What is required | Copy every line in which the string "الأدب" occurs.

Dataset records |
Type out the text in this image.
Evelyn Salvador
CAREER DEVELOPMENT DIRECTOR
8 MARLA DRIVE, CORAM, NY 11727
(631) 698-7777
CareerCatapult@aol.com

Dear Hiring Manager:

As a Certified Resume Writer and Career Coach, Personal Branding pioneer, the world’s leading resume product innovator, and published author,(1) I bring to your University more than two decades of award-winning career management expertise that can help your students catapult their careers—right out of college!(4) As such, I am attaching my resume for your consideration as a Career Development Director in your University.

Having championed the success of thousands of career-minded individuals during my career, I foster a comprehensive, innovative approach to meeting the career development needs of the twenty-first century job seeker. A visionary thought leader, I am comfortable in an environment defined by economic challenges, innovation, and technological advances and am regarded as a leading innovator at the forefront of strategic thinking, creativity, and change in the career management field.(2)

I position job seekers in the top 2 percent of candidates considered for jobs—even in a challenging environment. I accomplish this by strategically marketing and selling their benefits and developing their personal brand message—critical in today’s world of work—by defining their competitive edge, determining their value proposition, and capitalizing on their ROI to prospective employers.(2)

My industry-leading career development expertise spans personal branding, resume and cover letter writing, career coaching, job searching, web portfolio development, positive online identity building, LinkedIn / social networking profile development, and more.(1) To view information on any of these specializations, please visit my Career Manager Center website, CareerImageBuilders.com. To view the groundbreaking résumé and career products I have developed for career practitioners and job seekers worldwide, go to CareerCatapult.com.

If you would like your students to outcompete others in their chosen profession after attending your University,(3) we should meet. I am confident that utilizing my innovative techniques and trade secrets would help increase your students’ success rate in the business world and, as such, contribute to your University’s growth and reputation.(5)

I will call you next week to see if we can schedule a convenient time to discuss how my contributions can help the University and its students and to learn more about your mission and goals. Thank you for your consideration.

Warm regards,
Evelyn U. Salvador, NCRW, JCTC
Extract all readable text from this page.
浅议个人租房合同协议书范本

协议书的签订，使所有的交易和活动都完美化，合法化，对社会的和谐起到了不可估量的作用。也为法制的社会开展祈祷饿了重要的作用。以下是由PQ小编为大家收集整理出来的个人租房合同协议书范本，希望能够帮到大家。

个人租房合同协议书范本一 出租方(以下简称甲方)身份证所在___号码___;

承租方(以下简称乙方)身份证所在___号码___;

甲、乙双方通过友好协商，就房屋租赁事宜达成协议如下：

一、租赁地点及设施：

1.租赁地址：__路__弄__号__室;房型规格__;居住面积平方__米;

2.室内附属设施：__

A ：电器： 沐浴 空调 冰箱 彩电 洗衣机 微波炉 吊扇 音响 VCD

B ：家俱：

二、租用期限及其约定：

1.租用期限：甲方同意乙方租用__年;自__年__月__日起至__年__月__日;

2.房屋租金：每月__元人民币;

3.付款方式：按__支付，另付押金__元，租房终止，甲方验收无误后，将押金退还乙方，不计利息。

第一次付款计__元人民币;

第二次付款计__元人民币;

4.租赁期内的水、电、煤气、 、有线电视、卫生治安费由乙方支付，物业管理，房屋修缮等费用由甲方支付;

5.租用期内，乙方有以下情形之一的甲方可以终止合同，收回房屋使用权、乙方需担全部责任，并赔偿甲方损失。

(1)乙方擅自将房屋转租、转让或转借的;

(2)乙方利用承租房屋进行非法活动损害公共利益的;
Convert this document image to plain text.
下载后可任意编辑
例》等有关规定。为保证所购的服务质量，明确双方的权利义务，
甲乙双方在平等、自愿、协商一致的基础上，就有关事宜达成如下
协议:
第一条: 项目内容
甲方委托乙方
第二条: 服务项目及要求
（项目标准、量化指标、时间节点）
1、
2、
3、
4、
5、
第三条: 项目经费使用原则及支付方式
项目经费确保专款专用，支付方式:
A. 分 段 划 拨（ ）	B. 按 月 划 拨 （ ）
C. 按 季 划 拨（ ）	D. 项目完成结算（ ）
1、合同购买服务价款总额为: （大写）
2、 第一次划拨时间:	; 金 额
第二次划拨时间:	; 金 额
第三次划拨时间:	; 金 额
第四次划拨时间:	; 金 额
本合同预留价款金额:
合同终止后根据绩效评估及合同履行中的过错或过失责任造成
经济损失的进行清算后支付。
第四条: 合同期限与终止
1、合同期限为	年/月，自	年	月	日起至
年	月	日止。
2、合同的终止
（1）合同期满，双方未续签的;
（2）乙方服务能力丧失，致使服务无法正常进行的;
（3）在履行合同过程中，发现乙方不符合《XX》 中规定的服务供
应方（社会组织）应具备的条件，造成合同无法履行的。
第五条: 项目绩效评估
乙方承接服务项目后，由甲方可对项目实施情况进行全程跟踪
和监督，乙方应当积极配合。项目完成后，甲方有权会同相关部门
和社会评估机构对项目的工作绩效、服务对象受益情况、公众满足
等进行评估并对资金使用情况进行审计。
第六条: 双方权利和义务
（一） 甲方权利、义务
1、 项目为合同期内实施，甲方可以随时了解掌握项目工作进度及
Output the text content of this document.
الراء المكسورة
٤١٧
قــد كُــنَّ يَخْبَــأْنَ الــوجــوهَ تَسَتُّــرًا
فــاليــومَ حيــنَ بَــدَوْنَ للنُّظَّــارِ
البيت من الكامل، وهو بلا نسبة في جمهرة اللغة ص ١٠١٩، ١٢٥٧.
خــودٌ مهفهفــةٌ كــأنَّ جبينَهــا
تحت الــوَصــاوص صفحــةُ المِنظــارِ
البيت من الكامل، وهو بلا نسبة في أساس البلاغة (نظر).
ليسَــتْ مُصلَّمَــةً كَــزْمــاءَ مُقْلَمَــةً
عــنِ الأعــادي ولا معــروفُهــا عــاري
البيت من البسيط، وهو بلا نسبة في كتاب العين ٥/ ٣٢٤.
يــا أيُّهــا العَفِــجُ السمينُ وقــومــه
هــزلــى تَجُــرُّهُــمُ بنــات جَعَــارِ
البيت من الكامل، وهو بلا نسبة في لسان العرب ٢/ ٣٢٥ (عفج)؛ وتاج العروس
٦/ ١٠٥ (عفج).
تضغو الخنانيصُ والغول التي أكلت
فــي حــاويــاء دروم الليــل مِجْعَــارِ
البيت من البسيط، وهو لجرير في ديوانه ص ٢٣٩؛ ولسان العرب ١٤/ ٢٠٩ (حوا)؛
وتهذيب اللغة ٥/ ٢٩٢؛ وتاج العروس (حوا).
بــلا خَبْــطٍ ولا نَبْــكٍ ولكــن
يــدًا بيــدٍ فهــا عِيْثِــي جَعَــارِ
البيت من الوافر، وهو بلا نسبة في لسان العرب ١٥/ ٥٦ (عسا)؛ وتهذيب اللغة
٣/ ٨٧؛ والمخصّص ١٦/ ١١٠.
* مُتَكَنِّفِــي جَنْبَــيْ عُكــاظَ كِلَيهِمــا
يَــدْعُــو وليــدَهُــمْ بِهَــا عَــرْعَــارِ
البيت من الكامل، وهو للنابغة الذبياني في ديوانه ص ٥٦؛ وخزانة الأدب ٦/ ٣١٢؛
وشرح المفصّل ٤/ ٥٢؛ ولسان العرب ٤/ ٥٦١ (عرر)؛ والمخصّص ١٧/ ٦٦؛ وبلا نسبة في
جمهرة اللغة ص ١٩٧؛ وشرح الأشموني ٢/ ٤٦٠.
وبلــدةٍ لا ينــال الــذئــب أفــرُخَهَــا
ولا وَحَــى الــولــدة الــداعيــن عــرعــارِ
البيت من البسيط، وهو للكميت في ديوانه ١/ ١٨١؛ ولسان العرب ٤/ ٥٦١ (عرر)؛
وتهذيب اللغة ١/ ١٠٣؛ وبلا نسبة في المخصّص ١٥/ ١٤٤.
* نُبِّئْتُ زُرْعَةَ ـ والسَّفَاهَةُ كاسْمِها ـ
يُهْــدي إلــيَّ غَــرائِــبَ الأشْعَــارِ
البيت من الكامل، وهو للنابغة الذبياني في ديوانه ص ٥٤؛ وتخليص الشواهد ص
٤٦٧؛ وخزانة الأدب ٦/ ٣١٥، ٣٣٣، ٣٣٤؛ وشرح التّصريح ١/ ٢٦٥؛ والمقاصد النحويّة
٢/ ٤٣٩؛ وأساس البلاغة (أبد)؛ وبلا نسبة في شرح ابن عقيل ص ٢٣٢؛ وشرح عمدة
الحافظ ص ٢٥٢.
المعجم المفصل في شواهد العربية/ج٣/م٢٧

Reply to the task |
البيت من الكامل، وهو للنابغة الذبياني في ديوانه ص ٥٦؛ وخزانة الأدب ٦/ ٣١٢؛
٤٦٧؛ وخزانة الأدب ٦/ ٣١٥، ٣٣٣، ٣٣٤؛ وشرح التّصريح ١/ ٢٦٥؛ والمقاصد النحويّة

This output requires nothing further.